MATERIAL PROVIDED —
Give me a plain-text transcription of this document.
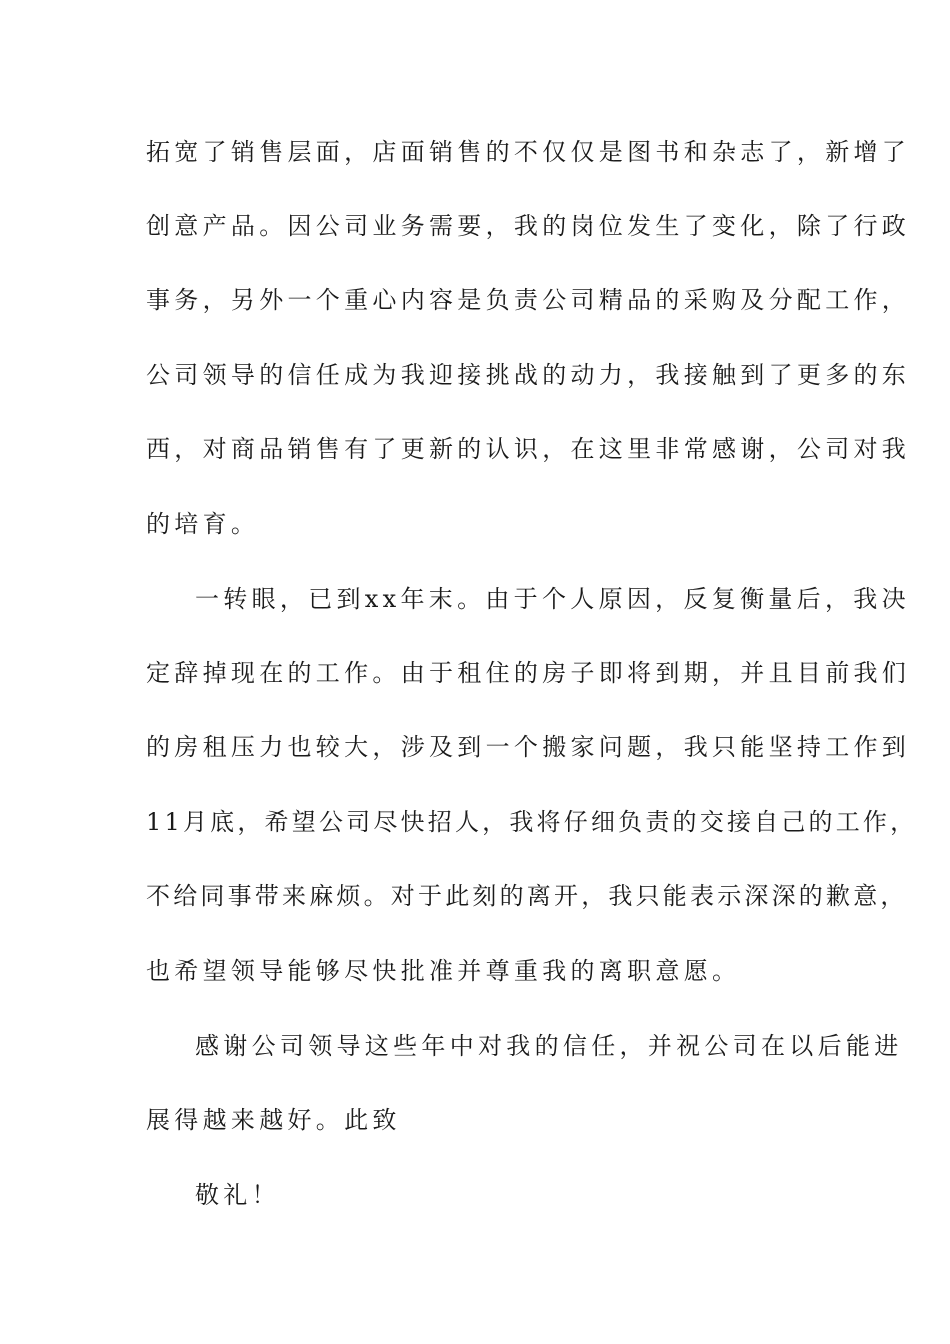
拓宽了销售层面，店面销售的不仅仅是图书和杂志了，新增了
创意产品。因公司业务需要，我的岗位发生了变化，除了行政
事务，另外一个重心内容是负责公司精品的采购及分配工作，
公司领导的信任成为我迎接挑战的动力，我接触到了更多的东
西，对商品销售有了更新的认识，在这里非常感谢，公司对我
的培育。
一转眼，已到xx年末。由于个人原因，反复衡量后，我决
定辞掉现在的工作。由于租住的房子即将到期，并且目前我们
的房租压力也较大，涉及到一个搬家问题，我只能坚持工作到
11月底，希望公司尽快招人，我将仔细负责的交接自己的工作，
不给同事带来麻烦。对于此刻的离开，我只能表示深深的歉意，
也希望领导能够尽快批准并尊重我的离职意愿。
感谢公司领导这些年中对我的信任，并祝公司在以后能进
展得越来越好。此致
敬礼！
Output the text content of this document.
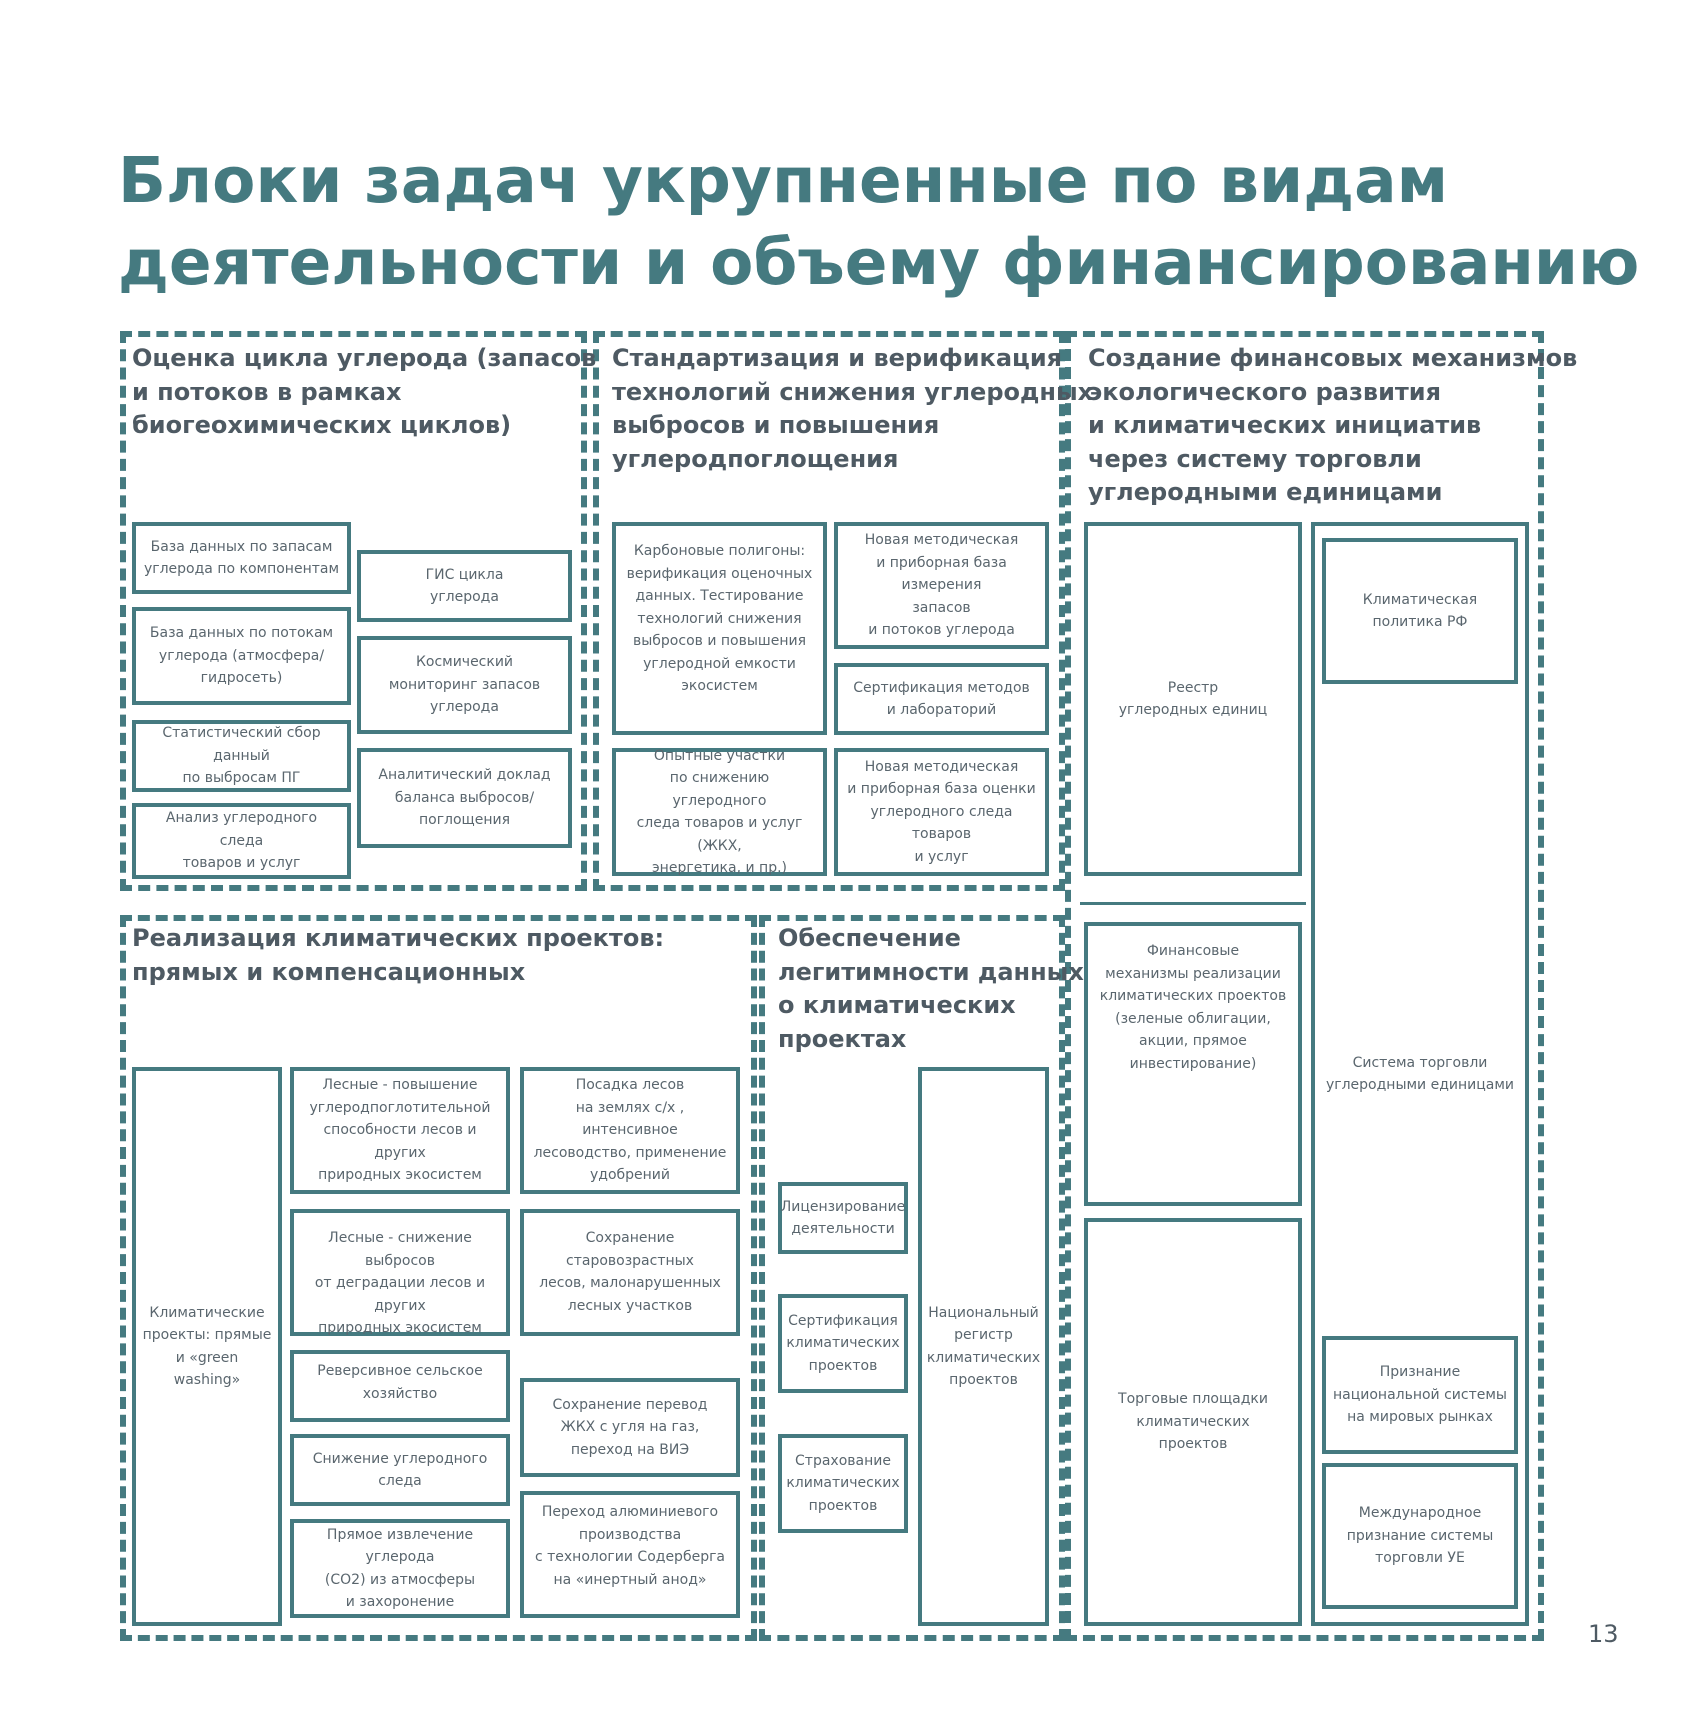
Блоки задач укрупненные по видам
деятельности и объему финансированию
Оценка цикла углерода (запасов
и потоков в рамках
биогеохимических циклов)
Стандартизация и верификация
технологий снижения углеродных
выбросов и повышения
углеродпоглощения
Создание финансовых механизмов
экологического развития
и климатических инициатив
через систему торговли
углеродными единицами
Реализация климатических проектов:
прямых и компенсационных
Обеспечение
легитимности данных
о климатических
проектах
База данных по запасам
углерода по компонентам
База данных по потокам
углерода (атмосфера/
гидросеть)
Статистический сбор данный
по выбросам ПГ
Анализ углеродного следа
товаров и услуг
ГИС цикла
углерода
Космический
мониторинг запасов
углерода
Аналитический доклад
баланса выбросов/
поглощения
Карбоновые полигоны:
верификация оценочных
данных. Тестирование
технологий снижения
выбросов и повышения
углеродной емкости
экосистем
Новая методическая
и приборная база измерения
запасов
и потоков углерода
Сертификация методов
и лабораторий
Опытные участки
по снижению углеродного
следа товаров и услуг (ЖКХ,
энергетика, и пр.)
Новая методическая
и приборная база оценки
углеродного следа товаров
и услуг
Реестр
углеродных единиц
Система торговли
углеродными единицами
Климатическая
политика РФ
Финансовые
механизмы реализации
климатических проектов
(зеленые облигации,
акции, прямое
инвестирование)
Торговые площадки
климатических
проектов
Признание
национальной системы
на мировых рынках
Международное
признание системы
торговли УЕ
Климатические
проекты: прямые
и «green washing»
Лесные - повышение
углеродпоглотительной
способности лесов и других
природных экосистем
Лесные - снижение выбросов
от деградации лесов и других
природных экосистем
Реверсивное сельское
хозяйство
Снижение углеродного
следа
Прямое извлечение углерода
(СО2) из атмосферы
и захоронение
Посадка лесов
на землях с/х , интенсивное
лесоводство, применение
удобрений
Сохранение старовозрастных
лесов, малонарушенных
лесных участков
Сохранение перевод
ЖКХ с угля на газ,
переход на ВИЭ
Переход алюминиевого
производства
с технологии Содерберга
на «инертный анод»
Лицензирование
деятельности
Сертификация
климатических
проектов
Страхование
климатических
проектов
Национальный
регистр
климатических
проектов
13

TASK TO COMPLETE —
Using the records above, copy every line that has the word "данных" in it.

THE RESULT —
легитимности данных
База данных по запасам
База данных по потокам
данных. Тестирование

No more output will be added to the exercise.